*PROVIDED PASSAGE:*
..............................
This retrospective study examined the variables associated with SEI. Clinical, aneurysmal, and procedural factors were recorded and analyzed. These factors were as follows : age, sex, history of cigarette smoking, hypertension, diabetes mellitus, dyslipidemia, previous ischemic comorbidity, aneurysm size (maximum size), location, stent length, and procedure time. Additionally, we compared our results of SAC with those ofa simple coiling group during the same period to estimate the impact of NAS on the occurrence of SEI.
All statistical analyses were performed using IBM SPSS Statistics version 27 (IBM Corp, Armonk, NY, USA). Continuous variables are expressed as mean±standard deviation. The significance of differences between two groups was examined using Student’s t-test and Mann-Whitney test for continuous variables or chi square and Fisher’s exact test for categorical variables. A p-value of less than 0.05 for a 95% confidence interval (CI) was considered to be statistically significant.
A total of 96 aneurysms in 96 patients were included in this study (77.1% women, 22.9% men; mean age, 63.4±10.3 years). Characteristics of the study cohort are presented in Table 1. Most aneurysms (86.5%) were located in the anterior circulation, and the internal carotid artery was the most frequent location (56.2%). An aneurysm over 5 mm accounted for 55.2%, and the most frequently used stent was 4.5/21 mm (59.4%). Overall, 106 SEI lesions were observed in 48 (50%) of 96 patients. Of these 48 patients, 38 (79.2%) had 1–3 lesions and 10 patients (20.8%) had ≥4 lesions. Among 106 lesions, 74 lesions (69.8%) were <3 mm in diameter; 27 lesions (25.5%) had a diameter between 3 and 6 mm, and five lesions (4.7%) had a diameter >6 mm (Table 2). Fortunately, no symptomatic hemorrhage or infarction occurred in all patients. Patient and aneurysm characteristics according to the appearance of SEI lesions are shown in Table 3. Only older age (≥60 years) was significantly associated with SEI lesions (p=0.013). No significant association was found with respect to sex, diabetes mellitus, hypertension, dyslipidemia, ischemic heart disease, stent length, or procedure time. To compare volumes of SEI lesions between patients, the total volume of SEI lesions was determined (Table 4). The volume of SEI lesions was found to be significantly increased in older age (≥60 years, p=0.032), hypertension (p=0.036), and aneurysm size (≥5 mm, p=0.047). Procedure time and pre-interventional plavix reaction unit value had no significant effect on SEI volume.
..............................
*DATA SUPPLIED:*
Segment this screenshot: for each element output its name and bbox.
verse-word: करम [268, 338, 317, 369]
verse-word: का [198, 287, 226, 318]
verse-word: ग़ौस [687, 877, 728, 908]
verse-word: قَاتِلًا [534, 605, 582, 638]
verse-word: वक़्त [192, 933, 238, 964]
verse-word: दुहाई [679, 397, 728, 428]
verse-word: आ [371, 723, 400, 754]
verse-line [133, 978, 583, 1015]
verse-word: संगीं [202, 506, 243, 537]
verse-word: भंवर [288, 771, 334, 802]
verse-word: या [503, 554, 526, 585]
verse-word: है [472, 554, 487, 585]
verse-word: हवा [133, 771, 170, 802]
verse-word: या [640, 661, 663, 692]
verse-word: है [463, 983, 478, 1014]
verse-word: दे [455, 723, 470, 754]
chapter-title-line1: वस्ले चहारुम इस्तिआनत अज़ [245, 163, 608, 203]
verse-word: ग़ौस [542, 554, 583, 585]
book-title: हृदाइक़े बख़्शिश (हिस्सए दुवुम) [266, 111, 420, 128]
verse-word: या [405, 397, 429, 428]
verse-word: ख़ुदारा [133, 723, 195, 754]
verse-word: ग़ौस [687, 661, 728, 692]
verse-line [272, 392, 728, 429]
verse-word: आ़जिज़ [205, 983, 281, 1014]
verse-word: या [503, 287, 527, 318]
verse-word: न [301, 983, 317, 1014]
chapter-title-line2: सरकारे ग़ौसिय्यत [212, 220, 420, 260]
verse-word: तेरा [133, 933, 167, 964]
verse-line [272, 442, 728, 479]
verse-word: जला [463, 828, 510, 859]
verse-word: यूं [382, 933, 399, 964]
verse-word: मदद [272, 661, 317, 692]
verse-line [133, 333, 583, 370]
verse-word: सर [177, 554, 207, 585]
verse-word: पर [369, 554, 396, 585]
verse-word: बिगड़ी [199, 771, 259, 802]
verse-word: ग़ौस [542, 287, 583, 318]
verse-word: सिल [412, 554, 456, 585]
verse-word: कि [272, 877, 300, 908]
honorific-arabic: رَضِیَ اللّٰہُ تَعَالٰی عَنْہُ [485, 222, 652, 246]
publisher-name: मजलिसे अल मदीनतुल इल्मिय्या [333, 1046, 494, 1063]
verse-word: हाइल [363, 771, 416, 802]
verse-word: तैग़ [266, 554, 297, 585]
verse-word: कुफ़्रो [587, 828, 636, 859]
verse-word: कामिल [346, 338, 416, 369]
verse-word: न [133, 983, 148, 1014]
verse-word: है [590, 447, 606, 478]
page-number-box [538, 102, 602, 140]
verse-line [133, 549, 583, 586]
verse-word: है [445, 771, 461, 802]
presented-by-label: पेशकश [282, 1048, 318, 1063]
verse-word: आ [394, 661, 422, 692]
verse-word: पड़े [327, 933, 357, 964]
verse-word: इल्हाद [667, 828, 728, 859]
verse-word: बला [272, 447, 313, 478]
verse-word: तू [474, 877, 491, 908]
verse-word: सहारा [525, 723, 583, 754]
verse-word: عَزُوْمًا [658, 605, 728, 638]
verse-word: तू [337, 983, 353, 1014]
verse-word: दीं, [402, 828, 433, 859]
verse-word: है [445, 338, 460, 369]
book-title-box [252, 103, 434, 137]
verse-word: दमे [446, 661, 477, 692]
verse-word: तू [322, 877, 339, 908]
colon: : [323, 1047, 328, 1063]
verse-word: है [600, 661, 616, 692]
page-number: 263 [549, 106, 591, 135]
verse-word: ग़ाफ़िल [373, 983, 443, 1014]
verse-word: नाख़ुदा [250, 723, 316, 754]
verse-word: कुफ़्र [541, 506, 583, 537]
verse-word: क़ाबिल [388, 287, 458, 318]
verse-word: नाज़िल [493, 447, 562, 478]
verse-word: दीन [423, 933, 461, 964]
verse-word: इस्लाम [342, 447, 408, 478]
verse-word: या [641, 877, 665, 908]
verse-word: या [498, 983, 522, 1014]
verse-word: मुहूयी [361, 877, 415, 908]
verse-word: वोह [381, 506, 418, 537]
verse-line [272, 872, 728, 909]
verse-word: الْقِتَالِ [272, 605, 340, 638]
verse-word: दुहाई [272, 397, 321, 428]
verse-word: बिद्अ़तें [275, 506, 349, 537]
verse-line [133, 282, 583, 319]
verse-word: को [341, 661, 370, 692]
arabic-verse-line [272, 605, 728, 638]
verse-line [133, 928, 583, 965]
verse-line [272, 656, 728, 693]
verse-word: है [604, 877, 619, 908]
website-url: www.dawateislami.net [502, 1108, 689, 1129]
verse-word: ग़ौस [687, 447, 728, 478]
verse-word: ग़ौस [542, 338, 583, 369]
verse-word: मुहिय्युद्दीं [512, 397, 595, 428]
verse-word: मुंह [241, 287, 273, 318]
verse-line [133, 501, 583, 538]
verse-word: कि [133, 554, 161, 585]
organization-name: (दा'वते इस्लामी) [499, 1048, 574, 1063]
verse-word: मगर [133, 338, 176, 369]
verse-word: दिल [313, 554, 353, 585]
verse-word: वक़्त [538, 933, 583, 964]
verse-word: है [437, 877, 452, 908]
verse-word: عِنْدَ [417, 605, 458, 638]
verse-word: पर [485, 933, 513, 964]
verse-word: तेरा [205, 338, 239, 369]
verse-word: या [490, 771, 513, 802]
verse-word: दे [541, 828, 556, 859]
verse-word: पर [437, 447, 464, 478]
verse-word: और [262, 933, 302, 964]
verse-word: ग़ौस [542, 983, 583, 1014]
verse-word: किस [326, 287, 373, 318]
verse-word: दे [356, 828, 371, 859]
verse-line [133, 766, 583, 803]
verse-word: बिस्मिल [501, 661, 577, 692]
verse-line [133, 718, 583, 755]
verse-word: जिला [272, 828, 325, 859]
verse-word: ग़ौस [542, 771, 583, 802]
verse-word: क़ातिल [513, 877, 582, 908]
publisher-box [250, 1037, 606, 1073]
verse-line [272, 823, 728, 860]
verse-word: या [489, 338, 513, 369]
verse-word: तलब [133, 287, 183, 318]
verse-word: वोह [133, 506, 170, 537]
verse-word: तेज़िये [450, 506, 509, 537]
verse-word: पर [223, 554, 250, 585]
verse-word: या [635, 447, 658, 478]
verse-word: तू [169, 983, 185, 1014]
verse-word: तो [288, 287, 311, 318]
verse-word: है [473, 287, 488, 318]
..............................
*DESCRIPTION OF THE TASK:* Write the continuation of the SEI study passage, picking up after its final sentence. The listing has no connection to the SEI study passage.

*WRITTEN RESPONSE:*
In the simple coiling group, 34 SEI lesions were detected in 16 (57.1%) of 28 patients. Among 34 lesions, 25 lesions (73.5%) were <3 mm in diameter; eight lesions (23.5%) had a diameter between 3 and 6 mm, and one lesion (2.9%) had a diameter >6 mm (Table 2). Like the SAC group, there was no ischemic lesion that caused neurologic symptom in the simple coiling group. The incidence and characteristics of SEI lesions in the simple coiling group were similar to those in the SAC group. Mean volumes of SEI lesions in the simple coiling group and the SAC groups were 34.20±59.59 mm3 and 31.83±47.40 mm3, respectively, showing no significant difference between the two (p=0.637, Table 2).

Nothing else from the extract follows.